● **TEXTO APRESENTADO**:

▬▬▬▬▬▬

Random (Dedans:173-175) – Mme de Salzmann e Luc Dietrich (2)

Encontrei [Luc Dietrich] a Sra. de Salzmann, que estava prestes a partir para Paris. Ela parece triste e cansada para mim. Fomos juntas para a estação. Enquanto caminhávamos, lhe disse que estava muito triste por deixá-la:

“Sim, sabe-se o que se deixa, mas não se sabe aquilo que se encontra”, ela diz.

Ficamos sentados na plataforma esperando o trem. Está frio. Um grande infortúnio também se abateu sobre nós: quando René Daumal deixou a reunião da Europa na noite passada, ele levou consigo três palestras presas por um cordão ao guidão de sua bicicleta. Ele as perdeu. Esses textos são importantes porque não há duplicatas. Daumal e eu passamos a noite inteira andando por aí, fazendo perguntas em delegacias de polícia.

A Sra. de Salzmann me olhava fixamente: “Não há nada que eu odeie tanto quanto mentir, então tente ser um pouco sincero, se puder.

Então me sinto pesado e pegajoso por causa de todas as mentiras que já lhe contei. Apesar da mágoa e do frio, sinto-me feliz por estar com alguém fantástico, que fala a verdade e muito além de suas palavras.

Ela me pede para não contar a Boussik [esposa de Lavastine] e Philippe [Lavastine] que nos conhecemos. No saguão de Saint-Lazare, ela me faz uma pergunta:

“Diga-me, Sr. Dietrich, quão mais sincero você pode ser? O senhor acha que Philippe ganhou ou perdeu nos últimos três meses? (Nós nos conhecemos há três meses.) É uma pergunta difícil. Sinto que contribuí muito pouco para os dois. Eu me ouço responder:

– Ele perdeu.

– E Boussik?

▬▬▬▬▬▬

Dados de anotação do layout:
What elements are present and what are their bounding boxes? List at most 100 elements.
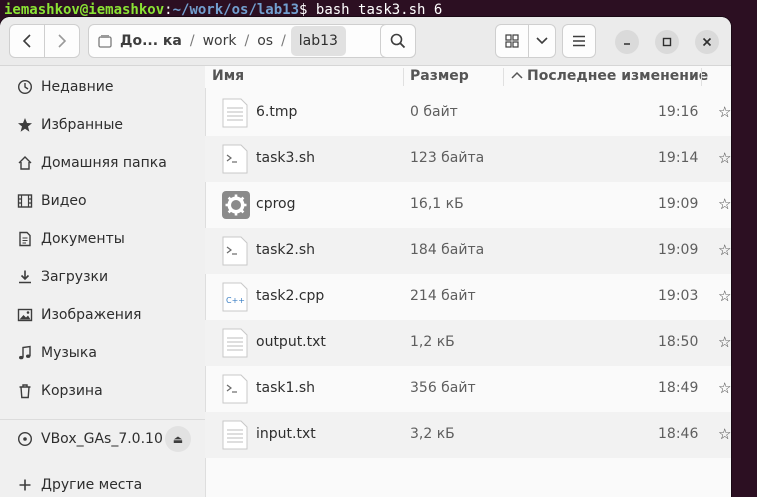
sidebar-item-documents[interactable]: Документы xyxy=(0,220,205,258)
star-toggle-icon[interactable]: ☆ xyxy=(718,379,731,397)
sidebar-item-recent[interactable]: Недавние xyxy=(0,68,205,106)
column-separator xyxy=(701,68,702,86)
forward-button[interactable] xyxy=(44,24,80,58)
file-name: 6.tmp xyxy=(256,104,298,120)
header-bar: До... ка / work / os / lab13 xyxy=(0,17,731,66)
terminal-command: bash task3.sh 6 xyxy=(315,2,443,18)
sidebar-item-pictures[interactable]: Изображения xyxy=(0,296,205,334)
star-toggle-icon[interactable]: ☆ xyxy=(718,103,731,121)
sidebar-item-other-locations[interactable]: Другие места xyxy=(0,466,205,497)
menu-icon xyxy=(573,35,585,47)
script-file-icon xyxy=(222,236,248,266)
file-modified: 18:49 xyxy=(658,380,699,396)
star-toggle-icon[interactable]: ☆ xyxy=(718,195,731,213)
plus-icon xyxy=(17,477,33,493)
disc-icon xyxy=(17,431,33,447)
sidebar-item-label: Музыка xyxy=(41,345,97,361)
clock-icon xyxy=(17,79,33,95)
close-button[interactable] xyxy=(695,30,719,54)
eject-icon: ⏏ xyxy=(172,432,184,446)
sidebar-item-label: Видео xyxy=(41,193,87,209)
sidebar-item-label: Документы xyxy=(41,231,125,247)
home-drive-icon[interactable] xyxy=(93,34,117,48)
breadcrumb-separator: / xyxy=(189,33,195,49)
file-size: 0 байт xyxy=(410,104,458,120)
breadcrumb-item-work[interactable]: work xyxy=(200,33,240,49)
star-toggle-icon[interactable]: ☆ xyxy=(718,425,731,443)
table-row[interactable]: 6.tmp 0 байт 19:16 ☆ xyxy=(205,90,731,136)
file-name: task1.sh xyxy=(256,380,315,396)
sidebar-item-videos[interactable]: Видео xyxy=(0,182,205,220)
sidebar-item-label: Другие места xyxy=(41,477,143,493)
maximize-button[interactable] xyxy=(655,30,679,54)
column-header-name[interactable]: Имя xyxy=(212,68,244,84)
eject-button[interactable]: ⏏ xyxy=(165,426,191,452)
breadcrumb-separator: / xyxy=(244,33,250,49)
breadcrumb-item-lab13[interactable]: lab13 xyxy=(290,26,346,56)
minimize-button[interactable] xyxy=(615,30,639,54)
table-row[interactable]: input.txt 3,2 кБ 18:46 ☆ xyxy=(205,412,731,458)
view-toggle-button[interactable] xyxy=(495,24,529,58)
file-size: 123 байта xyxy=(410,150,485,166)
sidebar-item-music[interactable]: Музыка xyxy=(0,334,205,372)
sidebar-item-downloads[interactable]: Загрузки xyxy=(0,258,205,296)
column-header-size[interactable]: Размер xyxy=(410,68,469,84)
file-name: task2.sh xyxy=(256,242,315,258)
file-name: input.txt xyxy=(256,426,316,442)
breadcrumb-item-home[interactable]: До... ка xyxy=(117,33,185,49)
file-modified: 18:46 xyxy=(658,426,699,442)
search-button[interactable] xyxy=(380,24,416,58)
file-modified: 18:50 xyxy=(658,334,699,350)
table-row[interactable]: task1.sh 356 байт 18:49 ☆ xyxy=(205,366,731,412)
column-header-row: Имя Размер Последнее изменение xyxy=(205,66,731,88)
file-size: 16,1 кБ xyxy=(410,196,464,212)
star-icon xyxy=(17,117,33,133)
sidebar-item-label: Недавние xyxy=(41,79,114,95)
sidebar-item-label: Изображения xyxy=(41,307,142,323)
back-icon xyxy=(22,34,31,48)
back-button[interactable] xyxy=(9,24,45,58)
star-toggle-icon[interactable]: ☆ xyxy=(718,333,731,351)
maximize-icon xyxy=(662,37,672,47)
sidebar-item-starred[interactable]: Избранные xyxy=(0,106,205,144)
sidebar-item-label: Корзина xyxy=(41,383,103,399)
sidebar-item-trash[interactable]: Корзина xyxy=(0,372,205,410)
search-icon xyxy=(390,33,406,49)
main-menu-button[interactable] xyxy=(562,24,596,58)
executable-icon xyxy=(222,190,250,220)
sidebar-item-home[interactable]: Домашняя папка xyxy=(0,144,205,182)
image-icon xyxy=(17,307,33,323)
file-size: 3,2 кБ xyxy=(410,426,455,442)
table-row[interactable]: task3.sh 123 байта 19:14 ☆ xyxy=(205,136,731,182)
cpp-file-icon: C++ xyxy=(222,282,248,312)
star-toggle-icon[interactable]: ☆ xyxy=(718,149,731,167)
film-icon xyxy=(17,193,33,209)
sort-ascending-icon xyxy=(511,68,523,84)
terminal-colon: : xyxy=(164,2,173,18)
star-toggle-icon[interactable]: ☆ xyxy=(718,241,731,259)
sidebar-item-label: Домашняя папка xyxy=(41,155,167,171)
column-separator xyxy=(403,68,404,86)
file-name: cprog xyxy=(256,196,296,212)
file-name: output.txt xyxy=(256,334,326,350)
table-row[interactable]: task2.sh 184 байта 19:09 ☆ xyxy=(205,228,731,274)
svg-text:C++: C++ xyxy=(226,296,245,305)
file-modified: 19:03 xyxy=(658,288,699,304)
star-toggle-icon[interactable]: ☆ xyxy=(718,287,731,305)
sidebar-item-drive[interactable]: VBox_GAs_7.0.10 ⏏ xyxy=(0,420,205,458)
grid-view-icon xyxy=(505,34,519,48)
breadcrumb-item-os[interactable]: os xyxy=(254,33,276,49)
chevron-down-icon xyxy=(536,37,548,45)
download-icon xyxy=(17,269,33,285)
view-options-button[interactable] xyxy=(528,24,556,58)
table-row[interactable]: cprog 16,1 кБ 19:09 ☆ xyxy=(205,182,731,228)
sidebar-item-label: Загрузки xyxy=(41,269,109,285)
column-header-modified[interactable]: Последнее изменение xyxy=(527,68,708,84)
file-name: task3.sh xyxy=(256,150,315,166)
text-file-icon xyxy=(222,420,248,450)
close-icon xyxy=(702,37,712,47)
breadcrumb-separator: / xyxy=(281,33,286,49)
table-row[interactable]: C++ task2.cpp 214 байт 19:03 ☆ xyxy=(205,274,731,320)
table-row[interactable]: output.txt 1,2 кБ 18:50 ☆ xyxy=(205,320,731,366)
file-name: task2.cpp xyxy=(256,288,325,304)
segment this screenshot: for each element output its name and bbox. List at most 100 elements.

▬▬▬▬▬▬

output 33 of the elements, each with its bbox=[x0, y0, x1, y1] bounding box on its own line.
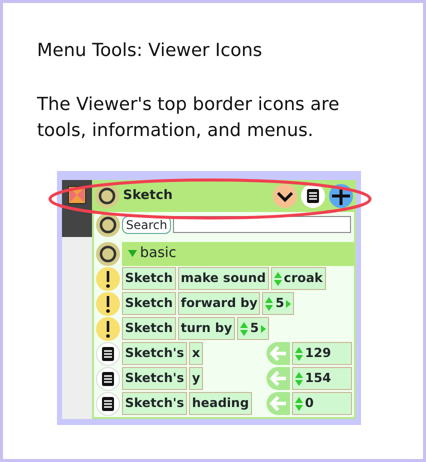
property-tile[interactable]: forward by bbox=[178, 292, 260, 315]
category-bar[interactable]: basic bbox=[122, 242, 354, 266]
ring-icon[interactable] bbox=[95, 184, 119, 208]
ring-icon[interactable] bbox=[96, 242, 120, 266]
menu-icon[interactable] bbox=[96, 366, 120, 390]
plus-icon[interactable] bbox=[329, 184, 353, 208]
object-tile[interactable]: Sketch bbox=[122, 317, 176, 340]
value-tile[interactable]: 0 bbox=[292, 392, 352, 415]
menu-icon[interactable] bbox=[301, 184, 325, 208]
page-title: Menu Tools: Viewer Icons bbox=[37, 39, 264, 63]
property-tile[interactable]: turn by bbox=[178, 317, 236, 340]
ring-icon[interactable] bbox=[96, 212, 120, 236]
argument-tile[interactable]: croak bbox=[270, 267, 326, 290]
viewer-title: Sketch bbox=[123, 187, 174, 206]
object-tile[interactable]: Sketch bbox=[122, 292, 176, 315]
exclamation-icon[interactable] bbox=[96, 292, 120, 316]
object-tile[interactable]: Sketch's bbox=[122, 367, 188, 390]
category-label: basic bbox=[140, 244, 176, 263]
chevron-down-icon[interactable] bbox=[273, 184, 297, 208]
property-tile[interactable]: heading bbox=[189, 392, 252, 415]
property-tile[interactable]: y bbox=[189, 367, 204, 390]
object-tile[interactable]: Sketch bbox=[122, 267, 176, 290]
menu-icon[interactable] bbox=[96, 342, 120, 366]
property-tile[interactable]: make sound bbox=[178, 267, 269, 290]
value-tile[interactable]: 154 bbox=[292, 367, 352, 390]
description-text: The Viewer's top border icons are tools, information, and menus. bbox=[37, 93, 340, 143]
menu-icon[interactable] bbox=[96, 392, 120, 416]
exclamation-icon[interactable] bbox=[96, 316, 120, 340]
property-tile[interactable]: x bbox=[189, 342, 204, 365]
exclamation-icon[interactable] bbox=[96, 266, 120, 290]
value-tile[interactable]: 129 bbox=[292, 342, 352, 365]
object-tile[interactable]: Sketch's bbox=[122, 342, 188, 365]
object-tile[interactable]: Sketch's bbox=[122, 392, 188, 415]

▬▬▬▬▬▬

● **TAREFAS**:
a – Como fica o trecho de "Então me sinto" até "de suas palavras." do relato sobre a Sra. de Salzmann e Luc Dietrich se você trocar "fantástico" por "extraordinário"?
b – Pode continuar o relato sobre a Sra. de Salzmann e Luc Dietrich a partir de onde ele termina?

● **RESPOSTAS**:
a –
Então me sinto pesado e pegajoso por causa de todas as mentiras que já lhe contei. Apesar da mágoa e do frio, sinto-me feliz por estar com alguém extraordinário, que fala a verdade e muito além de suas palavras.

b –
– Ela não ganhou tanto quanto eu pensei que ganharia.

Essa viagem a Sèvres atrapalhou minha noite. Tenho de me encontrar com a Sra. de Salzmann às dez horas na casa de Philippe, na rue du Four. Chego na hora marcada, é Philippe quem abre a porta e, como que para desculpar meu atraso, estupidamente, mecanicamente, ouço-me dizer: “Estou atrasado porque estive em Sèvres…”.

Imediatamente me dou conta de que não consegui guardar um segredo. Isso me fez sentir frio, porque eu sabia o que estava me esperando: uma execução de algum tipo.

A Sra. de Salzmann me pede para falar com ela, o que faço muito mal. No entanto, eu lhe conto exatamente o que aconteceu durante a tarde que passei com Agathe [companheira de Dietrich]. Como o dia já é longo, eu lhe conto com precisão, de uma forma que não tem os enroladores do amor fácil.

Depois disso, a Sra. de Salzmann me perguntou se poderia me contar tudo na frente de meus amigos, pois Boussik e Philippe estavam aí. Ela insiste: eles são meus amigos o suficiente, eu os amo o suficiente como amigos para permitir que eles ouçam tudo o que vamos dizer um ao outro? Eu concordo. Realmente não consigo evitar. Gostaria de me lembrar do que ouvi esta noite para o resto de minha vida. Gostaria de ver aqueles três rostos sérios novamente, agrupados em torno da luz. A Sra. de Salzmann disse uma última vez: “Desculpe-me se vou ser sincera”.

E então ela disse: “Vou lhe dar algo porque você teve um impulso por alguém que eu amo e estimo. Se não fosse por seu impulso, teríamos deixado um ao outro sem nada. Agora seremos amigos ou inimigos, mas não podemos continuar como éramos antes.

“Bom falador, mau executor. Você precisa fazer um balanço, matar o velho que há em você.

“Você prostitui tudo com suas palavras. Você fala demais sem pensar. Suas palavras sujam tudo: você e seus segredos, sua mãe, seus amigos, sua esposa. A mulher que você ama, você fala sobre ela para todo mundo e, ao fazê-lo, você a mancha, todos a tocam com suas palavras, todos dormem com ela com suas palavras.

“A verdade lhe foi dada e o que você enviou como embaixador para receber a verdade? Uma prostituta. Você precisa assumir a responsabilidade. Até agora você não tem sido um homem, tem sido um falso amigo. E então você mente o tempo todo. Suas mentiras me dão nojo de você.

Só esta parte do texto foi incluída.